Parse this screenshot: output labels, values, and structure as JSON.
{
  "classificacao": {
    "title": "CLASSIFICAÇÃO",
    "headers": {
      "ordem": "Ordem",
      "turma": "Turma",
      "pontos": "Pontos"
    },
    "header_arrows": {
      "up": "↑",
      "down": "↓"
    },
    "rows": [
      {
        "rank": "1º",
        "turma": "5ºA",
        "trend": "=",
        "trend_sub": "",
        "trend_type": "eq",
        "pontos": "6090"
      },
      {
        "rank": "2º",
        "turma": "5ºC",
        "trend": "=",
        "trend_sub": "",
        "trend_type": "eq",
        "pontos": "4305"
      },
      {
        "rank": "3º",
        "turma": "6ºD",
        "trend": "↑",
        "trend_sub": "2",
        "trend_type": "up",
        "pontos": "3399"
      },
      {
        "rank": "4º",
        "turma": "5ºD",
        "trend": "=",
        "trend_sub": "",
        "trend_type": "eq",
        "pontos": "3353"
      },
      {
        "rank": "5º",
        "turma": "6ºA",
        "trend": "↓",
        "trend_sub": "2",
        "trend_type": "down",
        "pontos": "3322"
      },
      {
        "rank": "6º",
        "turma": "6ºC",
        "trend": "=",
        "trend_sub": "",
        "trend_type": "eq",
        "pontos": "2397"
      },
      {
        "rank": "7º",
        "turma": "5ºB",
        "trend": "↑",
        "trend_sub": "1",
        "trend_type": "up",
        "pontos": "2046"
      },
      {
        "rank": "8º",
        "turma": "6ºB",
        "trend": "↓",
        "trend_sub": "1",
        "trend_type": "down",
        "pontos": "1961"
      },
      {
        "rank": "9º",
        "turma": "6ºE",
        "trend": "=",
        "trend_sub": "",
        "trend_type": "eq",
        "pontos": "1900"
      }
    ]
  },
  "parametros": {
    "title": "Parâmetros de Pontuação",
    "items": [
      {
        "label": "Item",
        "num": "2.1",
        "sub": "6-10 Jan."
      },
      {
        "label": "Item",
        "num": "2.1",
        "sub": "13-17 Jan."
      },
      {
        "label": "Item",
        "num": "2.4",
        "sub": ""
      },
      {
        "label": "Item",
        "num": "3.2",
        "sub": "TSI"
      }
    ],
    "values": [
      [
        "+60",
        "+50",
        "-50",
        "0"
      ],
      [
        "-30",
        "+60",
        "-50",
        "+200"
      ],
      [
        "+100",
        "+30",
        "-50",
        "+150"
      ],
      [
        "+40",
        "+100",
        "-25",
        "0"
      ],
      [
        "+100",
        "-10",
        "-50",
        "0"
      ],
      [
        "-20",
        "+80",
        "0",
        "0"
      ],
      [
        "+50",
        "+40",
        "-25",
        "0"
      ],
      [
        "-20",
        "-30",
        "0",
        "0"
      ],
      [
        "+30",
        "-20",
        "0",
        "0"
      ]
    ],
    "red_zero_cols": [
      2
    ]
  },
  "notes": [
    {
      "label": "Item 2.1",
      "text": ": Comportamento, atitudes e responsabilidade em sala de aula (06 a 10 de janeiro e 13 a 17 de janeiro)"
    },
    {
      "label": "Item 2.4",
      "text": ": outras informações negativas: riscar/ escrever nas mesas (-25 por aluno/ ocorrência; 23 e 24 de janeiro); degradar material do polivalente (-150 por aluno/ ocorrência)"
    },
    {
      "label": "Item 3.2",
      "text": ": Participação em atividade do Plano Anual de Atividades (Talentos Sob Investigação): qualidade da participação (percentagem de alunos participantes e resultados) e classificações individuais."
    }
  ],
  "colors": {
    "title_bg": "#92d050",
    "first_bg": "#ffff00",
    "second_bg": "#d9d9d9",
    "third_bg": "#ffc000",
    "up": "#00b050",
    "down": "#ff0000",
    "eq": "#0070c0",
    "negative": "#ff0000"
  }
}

· · · · · · ·

Copy out every line holding the string "rank".

        "rank": "1º",
        "rank": "2º",
        "rank": "3º",
        "rank": "4º",
        "rank": "5º",
        "rank": "6º",
        "rank": "7º",
        "rank": "8º",
        "rank": "9º",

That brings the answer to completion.